- RECORDS SUPPLIED
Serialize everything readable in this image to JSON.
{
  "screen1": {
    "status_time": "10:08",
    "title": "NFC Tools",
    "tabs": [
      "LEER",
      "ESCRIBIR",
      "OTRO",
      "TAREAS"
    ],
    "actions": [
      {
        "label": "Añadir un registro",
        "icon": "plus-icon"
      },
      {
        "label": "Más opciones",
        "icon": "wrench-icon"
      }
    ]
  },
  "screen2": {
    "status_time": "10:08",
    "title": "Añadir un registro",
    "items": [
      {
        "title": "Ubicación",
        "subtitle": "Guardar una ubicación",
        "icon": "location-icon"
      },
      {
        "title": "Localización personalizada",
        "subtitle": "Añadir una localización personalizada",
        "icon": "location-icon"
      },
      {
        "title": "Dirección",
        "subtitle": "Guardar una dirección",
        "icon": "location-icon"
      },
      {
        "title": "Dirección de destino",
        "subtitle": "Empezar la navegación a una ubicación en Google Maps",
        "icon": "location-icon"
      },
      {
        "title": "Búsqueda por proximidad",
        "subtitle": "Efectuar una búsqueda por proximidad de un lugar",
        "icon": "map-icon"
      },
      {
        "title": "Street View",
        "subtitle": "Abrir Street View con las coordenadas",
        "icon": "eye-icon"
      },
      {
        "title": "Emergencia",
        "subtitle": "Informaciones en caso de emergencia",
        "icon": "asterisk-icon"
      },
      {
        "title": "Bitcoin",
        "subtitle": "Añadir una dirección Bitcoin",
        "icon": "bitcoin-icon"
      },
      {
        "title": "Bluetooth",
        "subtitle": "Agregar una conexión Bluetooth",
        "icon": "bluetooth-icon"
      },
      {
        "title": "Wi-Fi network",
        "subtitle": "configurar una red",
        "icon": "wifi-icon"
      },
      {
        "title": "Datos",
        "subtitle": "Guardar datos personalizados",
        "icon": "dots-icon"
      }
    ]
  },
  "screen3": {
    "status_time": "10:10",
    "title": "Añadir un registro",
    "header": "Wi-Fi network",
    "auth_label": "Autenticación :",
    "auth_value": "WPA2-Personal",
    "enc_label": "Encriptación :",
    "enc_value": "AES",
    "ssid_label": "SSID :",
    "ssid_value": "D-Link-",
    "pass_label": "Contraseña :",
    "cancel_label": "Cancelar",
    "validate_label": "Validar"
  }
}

- TASK TO CARRY OUT
Retype every entry word for word.

- THE COMPLETED TASK
Serialize everything readable in this image to JSON.
{
  "screen1": {
    "status_time": "10:08",
    "title": "NFC Tools",
    "tabs": [
      "LEER",
      "ESCRIBIR",
      "OTRO",
      "TAREAS"
    ],
    "actions": [
      {
        "label": "Añadir un registro",
        "icon": "plus-icon"
      },
      {
        "label": "Más opciones",
        "icon": "wrench-icon"
      }
    ]
  },
  "screen2": {
    "status_time": "10:08",
    "title": "Añadir un registro",
    "items": [
      {
        "title": "Ubicación",
        "subtitle": "Guardar una ubicación",
        "icon": "location-icon"
      },
      {
        "title": "Localización personalizada",
        "subtitle": "Añadir una localización personalizada",
        "icon": "location-icon"
      },
      {
        "title": "Dirección",
        "subtitle": "Guardar una dirección",
        "icon": "location-icon"
      },
      {
        "title": "Dirección de destino",
        "subtitle": "Empezar la navegación a una ubicación en Google Maps",
        "icon": "location-icon"
      },
      {
        "title": "Búsqueda por proximidad",
        "subtitle": "Efectuar una búsqueda por proximidad de un lugar",
        "icon": "map-icon"
      },
      {
        "title": "Street View",
        "subtitle": "Abrir Street View con las coordenadas",
        "icon": "eye-icon"
      },
      {
        "title": "Emergencia",
        "subtitle": "Informaciones en caso de emergencia",
        "icon": "asterisk-icon"
      },
      {
        "title": "Bitcoin",
        "subtitle": "Añadir una dirección Bitcoin",
        "icon": "bitcoin-icon"
      },
      {
        "title": "Bluetooth",
        "subtitle": "Agregar una conexión Bluetooth",
        "icon": "bluetooth-icon"
      },
      {
        "title": "Wi-Fi network",
        "subtitle": "configurar una red",
        "icon": "wifi-icon"
      },
      {
        "title": "Datos",
        "subtitle": "Guardar datos personalizados",
        "icon": "dots-icon"
      }
    ]
  },
  "screen3": {
    "status_time": "10:10",
    "title": "Añadir un registro",
    "header": "Wi-Fi network",
    "auth_label": "Autenticación :",
    "auth_value": "WPA2-Personal",
    "enc_label": "Encriptación :",
    "enc_value": "AES",
    "ssid_label": "SSID :",
    "ssid_value": "D-Link-",
    "pass_label": "Contraseña :",
    "cancel_label": "Cancelar",
    "validate_label": "Validar"
  }
}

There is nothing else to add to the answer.